Write out each line word for word. Drop pictures.

.....

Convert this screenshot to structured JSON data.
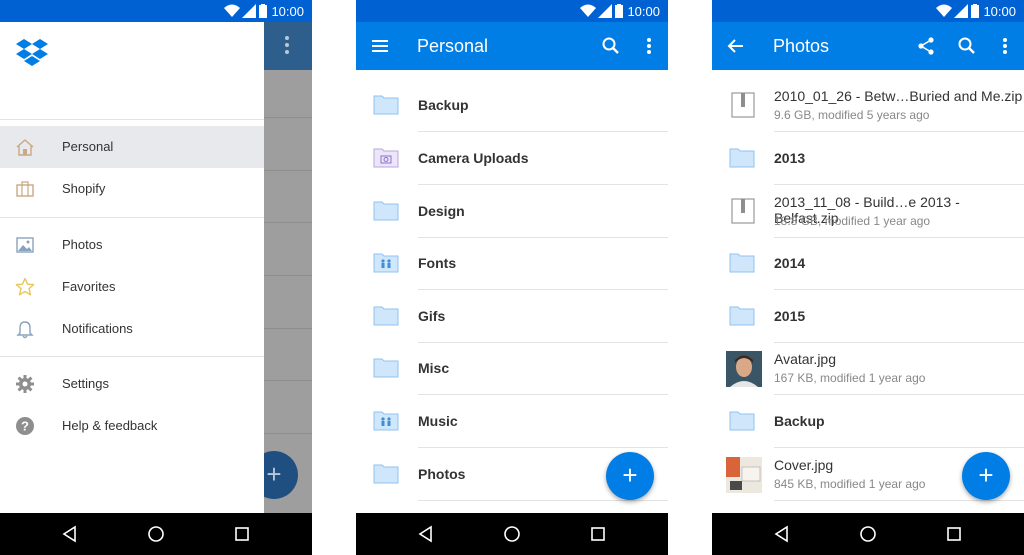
{
  "status": {
    "time": "10:00"
  },
  "drawer": {
    "items": [
      {
        "label": "Personal",
        "icon": "home-icon"
      },
      {
        "label": "Shopify",
        "icon": "briefcase-icon"
      },
      {
        "label": "Photos",
        "icon": "photos-icon"
      },
      {
        "label": "Favorites",
        "icon": "star-icon"
      },
      {
        "label": "Notifications",
        "icon": "bell-icon"
      },
      {
        "label": "Settings",
        "icon": "gear-icon"
      },
      {
        "label": "Help & feedback",
        "icon": "help-icon"
      }
    ]
  },
  "personal": {
    "title": "Personal",
    "items": [
      {
        "label": "Backup",
        "icon": "folder-icon"
      },
      {
        "label": "Camera Uploads",
        "icon": "camera-folder-icon"
      },
      {
        "label": "Design",
        "icon": "folder-icon"
      },
      {
        "label": "Fonts",
        "icon": "shared-folder-icon"
      },
      {
        "label": "Gifs",
        "icon": "folder-icon"
      },
      {
        "label": "Misc",
        "icon": "folder-icon"
      },
      {
        "label": "Music",
        "icon": "shared-folder-icon"
      },
      {
        "label": "Photos",
        "icon": "folder-icon"
      }
    ]
  },
  "photos": {
    "title": "Photos",
    "items": [
      {
        "label": "2010_01_26 - Betw…Buried and Me.zip",
        "meta": "9.6 GB, modified 5 years ago",
        "icon": "zip-icon"
      },
      {
        "label": "2013",
        "icon": "folder-icon"
      },
      {
        "label": "2013_11_08 - Build…e 2013 - Belfast.zip",
        "meta": "18.8 GB, modified 1 year ago",
        "icon": "zip-icon"
      },
      {
        "label": "2014",
        "icon": "folder-icon"
      },
      {
        "label": "2015",
        "icon": "folder-icon"
      },
      {
        "label": "Avatar.jpg",
        "meta": "167 KB, modified 1 year ago",
        "icon": "avatar-thumbnail"
      },
      {
        "label": "Backup",
        "icon": "folder-icon"
      },
      {
        "label": "Cover.jpg",
        "meta": "845 KB, modified 1 year ago",
        "icon": "cover-thumbnail"
      }
    ]
  },
  "colors": {
    "brand": "#007ee5",
    "statusbar": "#0061d3",
    "folder": "#a9d1f5"
  }
}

.....

Exercise output:
Convert this screenshot to structured JSON data.
{
  "status": {
    "time": "10:00"
  },
  "drawer": {
    "items": [
      {
        "label": "Personal",
        "icon": "home-icon"
      },
      {
        "label": "Shopify",
        "icon": "briefcase-icon"
      },
      {
        "label": "Photos",
        "icon": "photos-icon"
      },
      {
        "label": "Favorites",
        "icon": "star-icon"
      },
      {
        "label": "Notifications",
        "icon": "bell-icon"
      },
      {
        "label": "Settings",
        "icon": "gear-icon"
      },
      {
        "label": "Help & feedback",
        "icon": "help-icon"
      }
    ]
  },
  "personal": {
    "title": "Personal",
    "items": [
      {
        "label": "Backup",
        "icon": "folder-icon"
      },
      {
        "label": "Camera Uploads",
        "icon": "camera-folder-icon"
      },
      {
        "label": "Design",
        "icon": "folder-icon"
      },
      {
        "label": "Fonts",
        "icon": "shared-folder-icon"
      },
      {
        "label": "Gifs",
        "icon": "folder-icon"
      },
      {
        "label": "Misc",
        "icon": "folder-icon"
      },
      {
        "label": "Music",
        "icon": "shared-folder-icon"
      },
      {
        "label": "Photos",
        "icon": "folder-icon"
      }
    ]
  },
  "photos": {
    "title": "Photos",
    "items": [
      {
        "label": "2010_01_26 - Betw…Buried and Me.zip",
        "meta": "9.6 GB, modified 5 years ago",
        "icon": "zip-icon"
      },
      {
        "label": "2013",
        "icon": "folder-icon"
      },
      {
        "label": "2013_11_08 - Build…e 2013 - Belfast.zip",
        "meta": "18.8 GB, modified 1 year ago",
        "icon": "zip-icon"
      },
      {
        "label": "2014",
        "icon": "folder-icon"
      },
      {
        "label": "2015",
        "icon": "folder-icon"
      },
      {
        "label": "Avatar.jpg",
        "meta": "167 KB, modified 1 year ago",
        "icon": "avatar-thumbnail"
      },
      {
        "label": "Backup",
        "icon": "folder-icon"
      },
      {
        "label": "Cover.jpg",
        "meta": "845 KB, modified 1 year ago",
        "icon": "cover-thumbnail"
      }
    ]
  },
  "colors": {
    "brand": "#007ee5",
    "statusbar": "#0061d3",
    "folder": "#a9d1f5"
  }
}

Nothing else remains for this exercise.